[WRITTEN TASK] Skip every image and restate the data word for word.

--- BEGIN MATERIAL FOR THIS EXERCISE ---

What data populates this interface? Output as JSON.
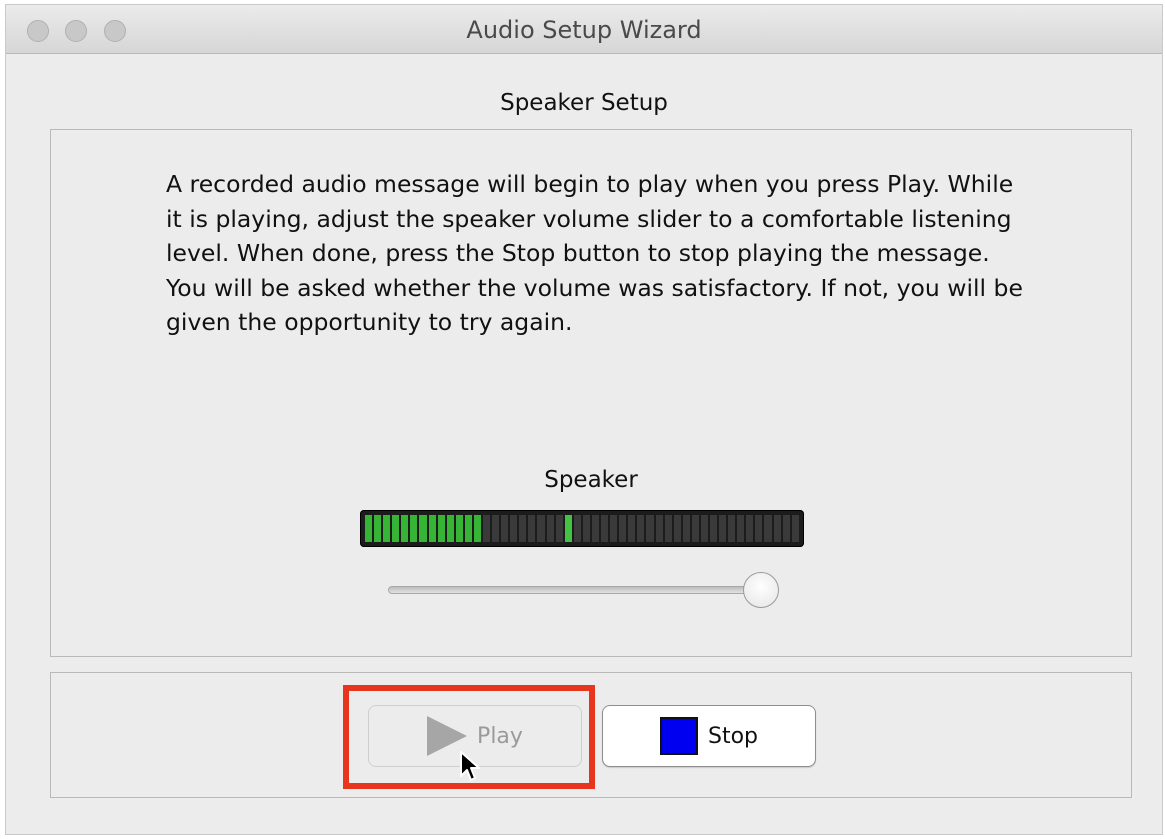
{
  "window": {
    "title": "Audio Setup Wizard"
  },
  "section_title": "Speaker Setup",
  "instructions": "A recorded audio message will begin to play when you press Play. While it is playing, adjust the speaker volume slider to a comfortable listening level. When done, press the Stop button to stop playing the message. You will be asked whether the volume was satisfactory. If not, you will be given the opportunity to try again.",
  "speaker": {
    "label": "Speaker",
    "meter": {
      "segments": 48,
      "lit_segments": 13,
      "peak_segment": 22
    },
    "volume_fraction": 0.97
  },
  "buttons": {
    "play_label": "Play",
    "play_enabled": false,
    "stop_label": "Stop"
  },
  "colors": {
    "highlight": "#e8351e",
    "meter_on": "#36b436",
    "stop_square": "#0000f0"
  },
  "icons": [
    "play-icon",
    "stop-icon",
    "mouse-cursor-icon"
  ]
}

--- END MATERIAL FOR THIS EXERCISE ---

[FULL SOLUTION]
What data populates this interface? Output as JSON.
{
  "window": {
    "title": "Audio Setup Wizard"
  },
  "section_title": "Speaker Setup",
  "instructions": "A recorded audio message will begin to play when you press Play. While it is playing, adjust the speaker volume slider to a comfortable listening level. When done, press the Stop button to stop playing the message. You will be asked whether the volume was satisfactory. If not, you will be given the opportunity to try again.",
  "speaker": {
    "label": "Speaker",
    "meter": {
      "segments": 48,
      "lit_segments": 13,
      "peak_segment": 22
    },
    "volume_fraction": 0.97
  },
  "buttons": {
    "play_label": "Play",
    "play_enabled": false,
    "stop_label": "Stop"
  },
  "colors": {
    "highlight": "#e8351e",
    "meter_on": "#36b436",
    "stop_square": "#0000f0"
  },
  "icons": [
    "play-icon",
    "stop-icon",
    "mouse-cursor-icon"
  ]
}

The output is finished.